### WHAT THE EXERCISE ASKS
Keep the pictures out of the copy and print all the entries below exactly.

Stored data
-.-.-
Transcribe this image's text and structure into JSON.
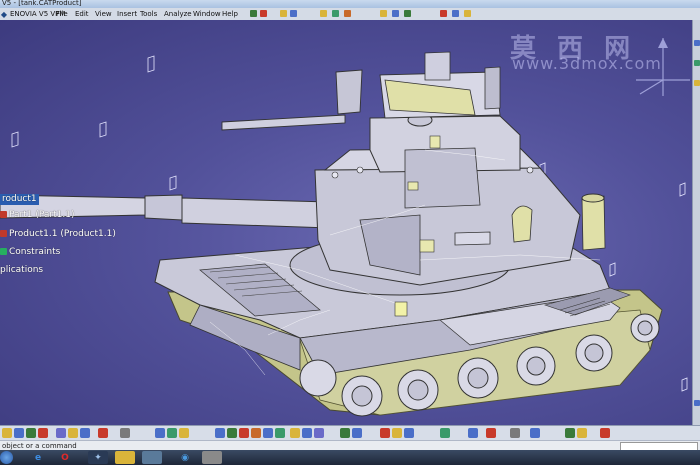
{
  "window": {
    "title": "V5 - [tank.CATProduct]"
  },
  "menubar": {
    "items": [
      "ENOVIA V5 VPM",
      "File",
      "Edit",
      "View",
      "Insert",
      "Tools",
      "Analyze",
      "Window",
      "Help"
    ]
  },
  "watermark": {
    "text": "莫 西 网",
    "url": "www.3dmox.com"
  },
  "tree": {
    "root": "roduct1",
    "part1": "Part1 (Part1.1)",
    "product1_1": "Product1.1 (Product1.1)",
    "constraints": "Constraints",
    "applications": "plications"
  },
  "status": {
    "message": "object or a command"
  },
  "taskbar": {
    "icons": [
      "start-icon",
      "ie-icon",
      "opera-icon",
      "catia-icon",
      "explorer-icon",
      "app-icon",
      "browser-icon",
      "app2-icon"
    ]
  },
  "colors": {
    "viewport_bg": "#52519a",
    "tank_body": "#c9c9d9",
    "tracks": "#c4c58a",
    "tree_selection": "#2a5db0"
  }
}
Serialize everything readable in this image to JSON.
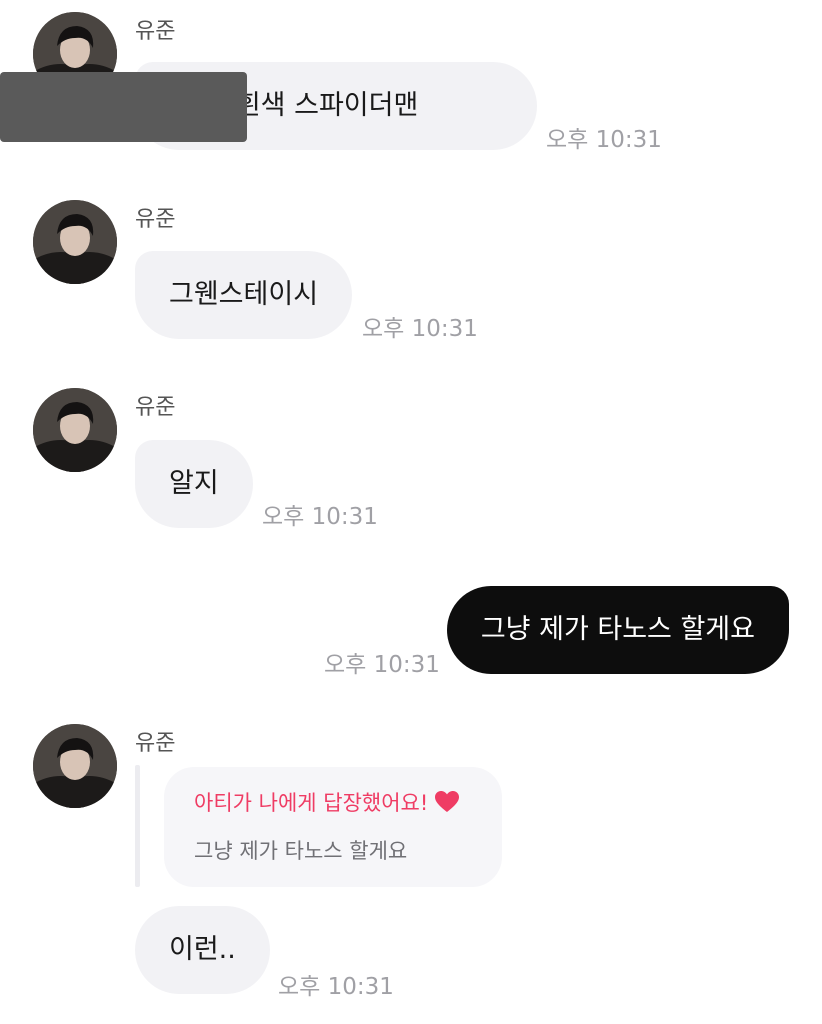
{
  "sender": {
    "name": "유준"
  },
  "messages": [
    {
      "direction": "in",
      "text": "는 그 흰색 스파이더맨",
      "time": "오후 10:31",
      "partially_redacted": true
    },
    {
      "direction": "in",
      "text": "그웬스테이시",
      "time": "오후 10:31"
    },
    {
      "direction": "in",
      "text": "알지",
      "time": "오후 10:31"
    },
    {
      "direction": "out",
      "text": "그냥 제가 타노스 할게요",
      "time": "오후 10:31"
    },
    {
      "direction": "in",
      "text": "이런..",
      "time": "오후 10:31"
    }
  ],
  "reply": {
    "title": "아티가 나에게 답장했어요!",
    "quoted_text": "그냥 제가 타노스 할게요",
    "icon": "heart-icon",
    "accent": "#ef3c64"
  },
  "colors": {
    "incoming_bubble": "#f2f2f5",
    "outgoing_bubble": "#0d0d0d",
    "time_text": "#a0a0a5"
  }
}
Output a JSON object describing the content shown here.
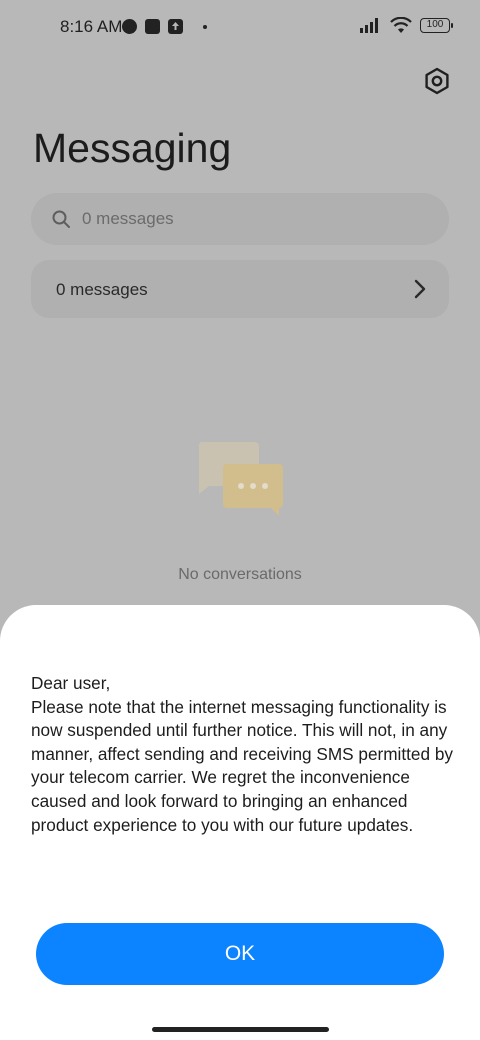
{
  "status_bar": {
    "time": "8:16 AM",
    "battery": "100",
    "icons": [
      "app-status-icon",
      "square-notification-icon",
      "upload-notification-icon",
      "signal-icon",
      "wifi-icon",
      "battery-icon"
    ]
  },
  "header": {
    "title": "Messaging",
    "settings_icon": "settings-icon"
  },
  "search": {
    "placeholder": "0 messages"
  },
  "messages_row": {
    "label": "0 messages"
  },
  "empty_state": {
    "text": "No conversations"
  },
  "dialog": {
    "greeting": "Dear user,",
    "body": "Please note that the internet messaging functionality is now suspended until further notice. This will not, in any manner, affect sending and receiving SMS permitted by your telecom carrier. We regret the inconvenience caused and look forward to bringing an enhanced product experience to you with our future updates.",
    "ok_label": "OK"
  },
  "colors": {
    "accent": "#0d84ff",
    "scrim": "#b8b8b8",
    "sheet": "#ffffff"
  }
}
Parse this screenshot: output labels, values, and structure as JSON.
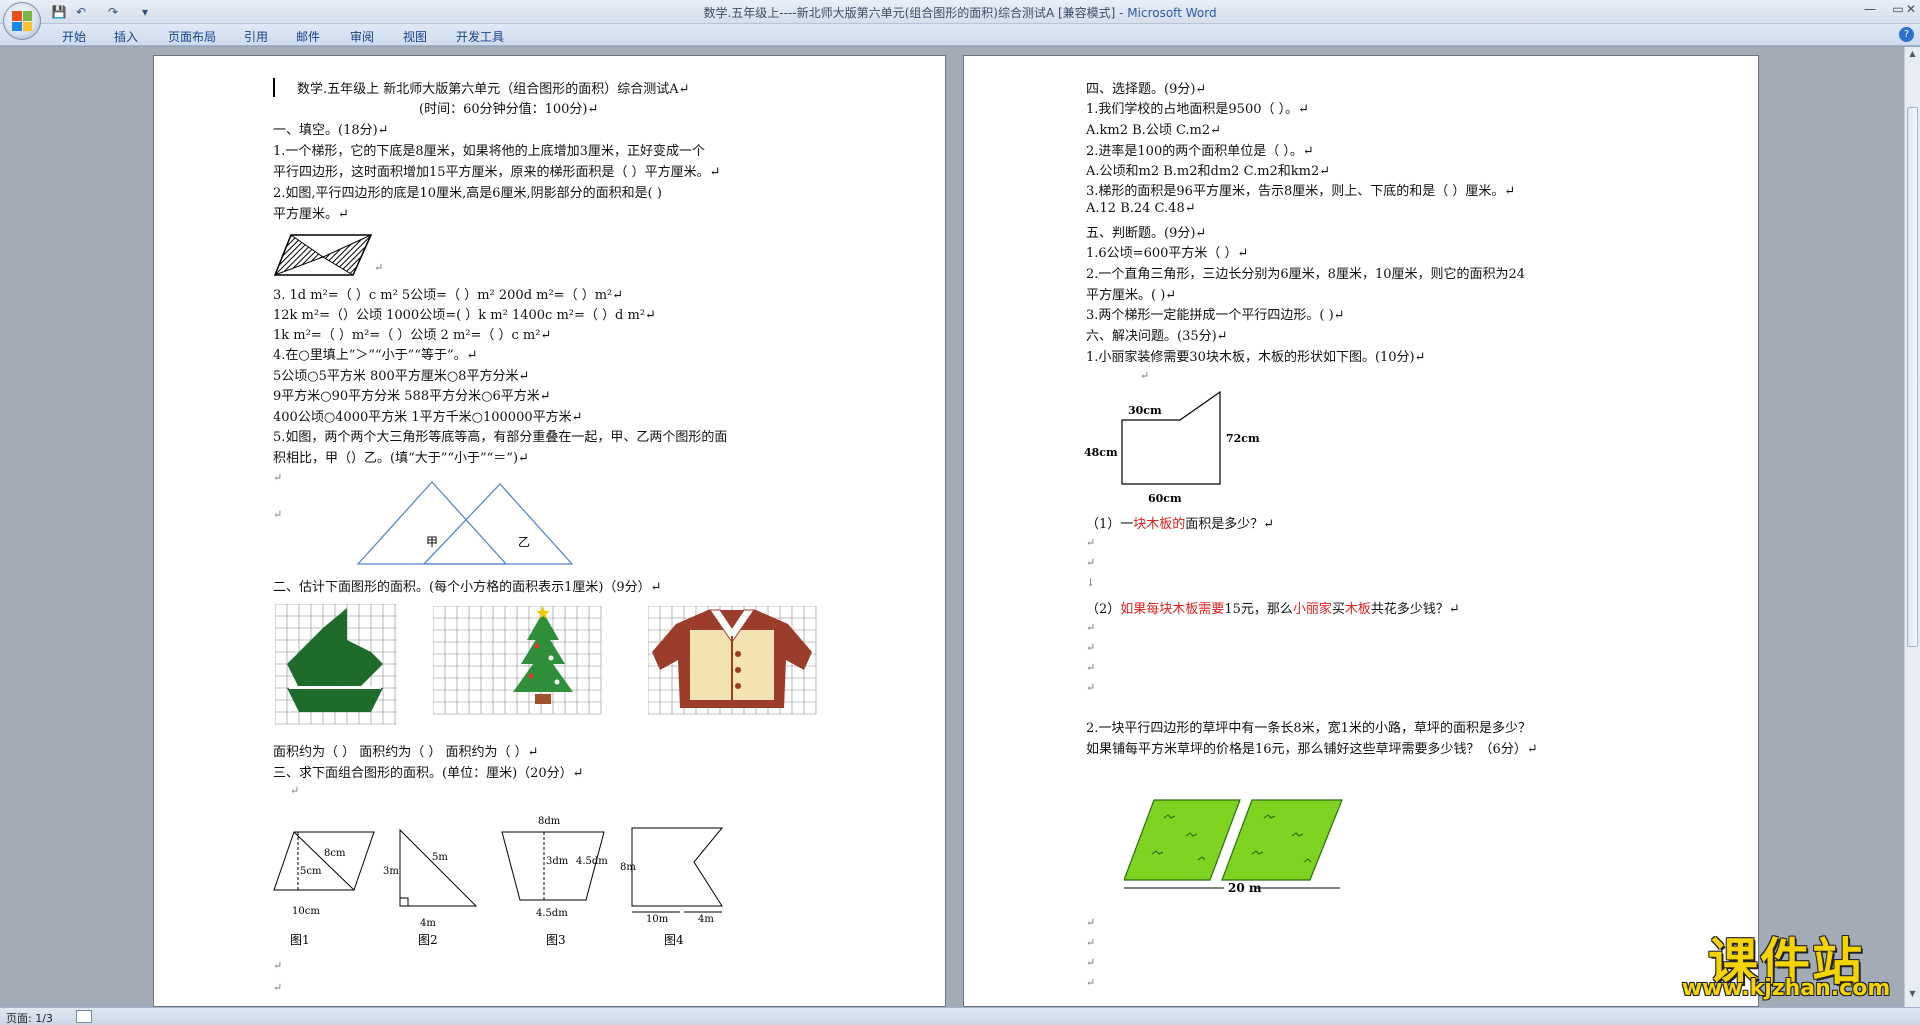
{
  "window": {
    "title": "数学.五年级上----新北师大版第六单元(组合图形的面积)综合测试A [兼容模式]",
    "app_name": " - Microsoft Word",
    "min": "—",
    "max": "▭",
    "close": "✕"
  },
  "quick_access": {
    "save": "💾",
    "undo": "↶",
    "redo": "↷",
    "customize": "▾"
  },
  "ribbon": {
    "tabs": [
      "开始",
      "插入",
      "页面布局",
      "引用",
      "邮件",
      "审阅",
      "视图",
      "开发工具"
    ],
    "help": "?"
  },
  "status": {
    "page": "页面: 1/3"
  },
  "watermark": {
    "title": "课件站",
    "url": "www.kjzhan.com"
  },
  "colors": {
    "accent": "#2a5aa8",
    "red_text": "#e0201c",
    "grass": "#7ed321",
    "tree": "#1e6b2b"
  },
  "page1": {
    "lines": [
      "数学.五年级上      新北师大版第六单元（组合图形的面积）综合测试A↵",
      "(时间：60分钟分值：100分)↵",
      "一、填空。(18分)↵",
      " 1.一个梯形，它的下底是8厘米，如果将他的上底增加3厘米，正好变成一个",
      "平行四边形，这时面积增加15平方厘米，原来的梯形面积是（      ）平方厘米。↵",
      "2.如图,平行四边形的底是10厘米,高是6厘米,阴影部分的面积和是(          )",
      "平方厘米。↵",
      "3.     1d m²=（    ）c m²        5公顷=（        ）m²          200d m²=（    ）m²↵",
      "       12k m²=（）公顷       1000公顷=(          ）k m²    1400c m²=（      ）d m²↵",
      "        1k m²=（      ）m²=（          ）公顷                  2 m²=（        ）c m²↵",
      "4.在○里填上“＞”“小于”“等于”。↵",
      "  5公顷○5平方米                   800平方厘米○8平方分米↵",
      "  9平方米○90平方分米             588平方分米○6平方米↵",
      "  400公顷○4000平方米             1平方千米○100000平方米↵",
      "5.如图，两个两个大三角形等底等高，有部分重叠在一起，甲、乙两个图形的面",
      "积相比，甲（）乙。(填“大于”“小于”“＝”)↵",
      "二、估计下面图形的面积。(每个小方格的面积表示1厘米)（9分）↵",
      "面积约为（        ）       面积约为（          ）            面积约为（          ）↵",
      "三、求下面组合图形的面积。(单位：厘米)（20分）↵"
    ],
    "fig_labels": {
      "jia": "甲",
      "yi": "乙",
      "f1": "图1",
      "f2": "图2",
      "f3": "图3",
      "f4": "图4",
      "f1_8cm": "8cm",
      "f1_5cm": "5cm",
      "f1_10cm": "10cm",
      "f2_3m": "3m",
      "f2_5m": "5m",
      "f2_4m": "4m",
      "f3_8dm": "8dm",
      "f3_3dm": "3dm",
      "f3_45dm_side": "4.5dm",
      "f3_45dm_bottom": "4.5dm",
      "f4_8m": "8m",
      "f4_10m": "10m",
      "f4_4m": "4m"
    }
  },
  "page2": {
    "lines": [
      "四、选择题。(9分)↵",
      "1.我们学校的占地面积是9500（      ）。↵",
      "  A.km2          B.公顷           C.m2↵",
      "2.进率是100的两个面积单位是（            ）。↵",
      " A.公顷和m2          B.m2和dm2          C.m2和km2↵",
      "3.梯形的面积是96平方厘米，告示8厘米，则上、下底的和是（      ）厘米。↵",
      "  A.12              B.24              C.48↵",
      "五、判断题。(9分)↵",
      " 1.6公顷=600平方米（          ）↵",
      " 2.一个直角三角形，三边长分别为6厘米，8厘米，10厘米，则它的面积为24",
      "平方厘米。(              )↵",
      " 3.两个梯形一定能拼成一个平行四边形。(          )↵",
      "六、解决问题。(35分)↵",
      " 1.小丽家装修需要30块木板，木板的形状如下图。(10分)↵",
      "2.一块平行四边形的草坪中有一条长8米，宽1米的小路，草坪的面积是多少？",
      "如果铺每平方米草坪的价格是16元，那么铺好这些草坪需要多少钱？（6分）↵"
    ],
    "q1a": {
      "pre": "（1）一",
      "red": "块木板的",
      "post": "面积是多少？↵"
    },
    "q1b": {
      "pre": "（2）",
      "red1": "如果每",
      "red2": "块木板需要",
      "mid": "15元，那么",
      "red3": "小丽家",
      "mid2": "买",
      "red4": "木板",
      "post": "共花多少钱？↵"
    },
    "board_labels": {
      "top": "30cm",
      "left": "48cm",
      "right": "72cm",
      "bottom": "60cm"
    },
    "lawn_label": "20 m"
  }
}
-.-.-
### RESPONSE TO THIS EXERCISE
Transcribe this image's text and structure into JSON.
{
  "window": {
    "title": "V5 - [tank.CATProduct]"
  },
  "menubar": {
    "items": [
      "ENOVIA V5 VPM",
      "File",
      "Edit",
      "View",
      "Insert",
      "Tools",
      "Analyze",
      "Window",
      "Help"
    ]
  },
  "watermark": {
    "text": "莫 西 网",
    "url": "www.3dmox.com"
  },
  "tree": {
    "root": "roduct1",
    "part1": "Part1 (Part1.1)",
    "product1_1": "Product1.1 (Product1.1)",
    "constraints": "Constraints",
    "applications": "plications"
  },
  "status": {
    "message": "object or a command"
  },
  "taskbar": {
    "icons": [
      "start-icon",
      "ie-icon",
      "opera-icon",
      "catia-icon",
      "explorer-icon",
      "app-icon",
      "browser-icon",
      "app2-icon"
    ]
  },
  "colors": {
    "viewport_bg": "#52519a",
    "tank_body": "#c9c9d9",
    "tracks": "#c4c58a",
    "tree_selection": "#2a5db0"
  }
}
Serialize everything readable in this image to JSON.
{
  "sender": {
    "name": "유준"
  },
  "messages": [
    {
      "direction": "in",
      "text": "는 그 흰색 스파이더맨",
      "time": "오후 10:31",
      "partially_redacted": true
    },
    {
      "direction": "in",
      "text": "그웬스테이시",
      "time": "오후 10:31"
    },
    {
      "direction": "in",
      "text": "알지",
      "time": "오후 10:31"
    },
    {
      "direction": "out",
      "text": "그냥 제가 타노스 할게요",
      "time": "오후 10:31"
    },
    {
      "direction": "in",
      "text": "이런..",
      "time": "오후 10:31"
    }
  ],
  "reply": {
    "title": "아티가 나에게 답장했어요!",
    "quoted_text": "그냥 제가 타노스 할게요",
    "icon": "heart-icon",
    "accent": "#ef3c64"
  },
  "colors": {
    "incoming_bubble": "#f2f2f5",
    "outgoing_bubble": "#0d0d0d",
    "time_text": "#a0a0a5"
  }
}
Output a JSON object describing the content shown here.
{
  "status_bar": {
    "time": "8:16 AM",
    "battery": "100",
    "icons": [
      "app-status-icon",
      "square-notification-icon",
      "upload-notification-icon",
      "signal-icon",
      "wifi-icon",
      "battery-icon"
    ]
  },
  "header": {
    "title": "Messaging",
    "settings_icon": "settings-icon"
  },
  "search": {
    "placeholder": "0 messages"
  },
  "messages_row": {
    "label": "0 messages"
  },
  "empty_state": {
    "text": "No conversations"
  },
  "dialog": {
    "greeting": "Dear user,",
    "body": "Please note that the internet messaging functionality is now suspended until further notice. This will not, in any manner, affect sending and receiving SMS permitted by your telecom carrier. We regret the inconvenience caused and look forward to bringing an enhanced product experience to you with our future updates.",
    "ok_label": "OK"
  },
  "colors": {
    "accent": "#0d84ff",
    "scrim": "#b8b8b8",
    "sheet": "#ffffff"
  }
}
Parse this screenshot: output labels, values, and structure as JSON.
{
  "window": {
    "title": "数学.五年级上----新北师大版第六单元(组合图形的面积)综合测试A [兼容模式]",
    "app_name": " - Microsoft Word",
    "min": "—",
    "max": "▭",
    "close": "✕"
  },
  "quick_access": {
    "save": "💾",
    "undo": "↶",
    "redo": "↷",
    "customize": "▾"
  },
  "ribbon": {
    "tabs": [
      "开始",
      "插入",
      "页面布局",
      "引用",
      "邮件",
      "审阅",
      "视图",
      "开发工具"
    ],
    "help": "?"
  },
  "status": {
    "page": "页面: 1/3"
  },
  "watermark": {
    "title": "课件站",
    "url": "www.kjzhan.com"
  },
  "colors": {
    "accent": "#2a5aa8",
    "red_text": "#e0201c",
    "grass": "#7ed321",
    "tree": "#1e6b2b"
  },
  "page1": {
    "lines": [
      "数学.五年级上      新北师大版第六单元（组合图形的面积）综合测试A↵",
      "(时间：60分钟分值：100分)↵",
      "一、填空。(18分)↵",
      " 1.一个梯形，它的下底是8厘米，如果将他的上底增加3厘米，正好变成一个",
      "平行四边形，这时面积增加15平方厘米，原来的梯形面积是（      ）平方厘米。↵",
      "2.如图,平行四边形的底是10厘米,高是6厘米,阴影部分的面积和是(          )",
      "平方厘米。↵",
      "3.     1d m²=（    ）c m²        5公顷=（        ）m²          200d m²=（    ）m²↵",
      "       12k m²=（）公顷       1000公顷=(          ）k m²    1400c m²=（      ）d m²↵",
      "        1k m²=（      ）m²=（          ）公顷                  2 m²=（        ）c m²↵",
      "4.在○里填上“＞”“小于”“等于”。↵",
      "  5公顷○5平方米                   800平方厘米○8平方分米↵",
      "  9平方米○90平方分米             588平方分米○6平方米↵",
      "  400公顷○4000平方米             1平方千米○100000平方米↵",
      "5.如图，两个两个大三角形等底等高，有部分重叠在一起，甲、乙两个图形的面",
      "积相比，甲（）乙。(填“大于”“小于”“＝”)↵",
      "二、估计下面图形的面积。(每个小方格的面积表示1厘米)（9分）↵",
      "面积约为（        ）       面积约为（          ）            面积约为（          ）↵",
      "三、求下面组合图形的面积。(单位：厘米)（20分）↵"
    ],
    "fig_labels": {
      "jia": "甲",
      "yi": "乙",
      "f1": "图1",
      "f2": "图2",
      "f3": "图3",
      "f4": "图4",
      "f1_8cm": "8cm",
      "f1_5cm": "5cm",
      "f1_10cm": "10cm",
      "f2_3m": "3m",
      "f2_5m": "5m",
      "f2_4m": "4m",
      "f3_8dm": "8dm",
      "f3_3dm": "3dm",
      "f3_45dm_side": "4.5dm",
      "f3_45dm_bottom": "4.5dm",
      "f4_8m": "8m",
      "f4_10m": "10m",
      "f4_4m": "4m"
    }
  },
  "page2": {
    "lines": [
      "四、选择题。(9分)↵",
      "1.我们学校的占地面积是9500（      ）。↵",
      "  A.km2          B.公顷           C.m2↵",
      "2.进率是100的两个面积单位是（            ）。↵",
      " A.公顷和m2          B.m2和dm2          C.m2和km2↵",
      "3.梯形的面积是96平方厘米，告示8厘米，则上、下底的和是（      ）厘米。↵",
      "  A.12              B.24              C.48↵",
      "五、判断题。(9分)↵",
      " 1.6公顷=600平方米（          ）↵",
      " 2.一个直角三角形，三边长分别为6厘米，8厘米，10厘米，则它的面积为24",
      "平方厘米。(              )↵",
      " 3.两个梯形一定能拼成一个平行四边形。(          )↵",
      "六、解决问题。(35分)↵",
      " 1.小丽家装修需要30块木板，木板的形状如下图。(10分)↵",
      "2.一块平行四边形的草坪中有一条长8米，宽1米的小路，草坪的面积是多少？",
      "如果铺每平方米草坪的价格是16元，那么铺好这些草坪需要多少钱？（6分）↵"
    ],
    "q1a": {
      "pre": "（1）一",
      "red": "块木板的",
      "post": "面积是多少？↵"
    },
    "q1b": {
      "pre": "（2）",
      "red1": "如果每",
      "red2": "块木板需要",
      "mid": "15元，那么",
      "red3": "小丽家",
      "mid2": "买",
      "red4": "木板",
      "post": "共花多少钱？↵"
    },
    "board_labels": {
      "top": "30cm",
      "left": "48cm",
      "right": "72cm",
      "bottom": "60cm"
    },
    "lawn_label": "20 m"
  }
}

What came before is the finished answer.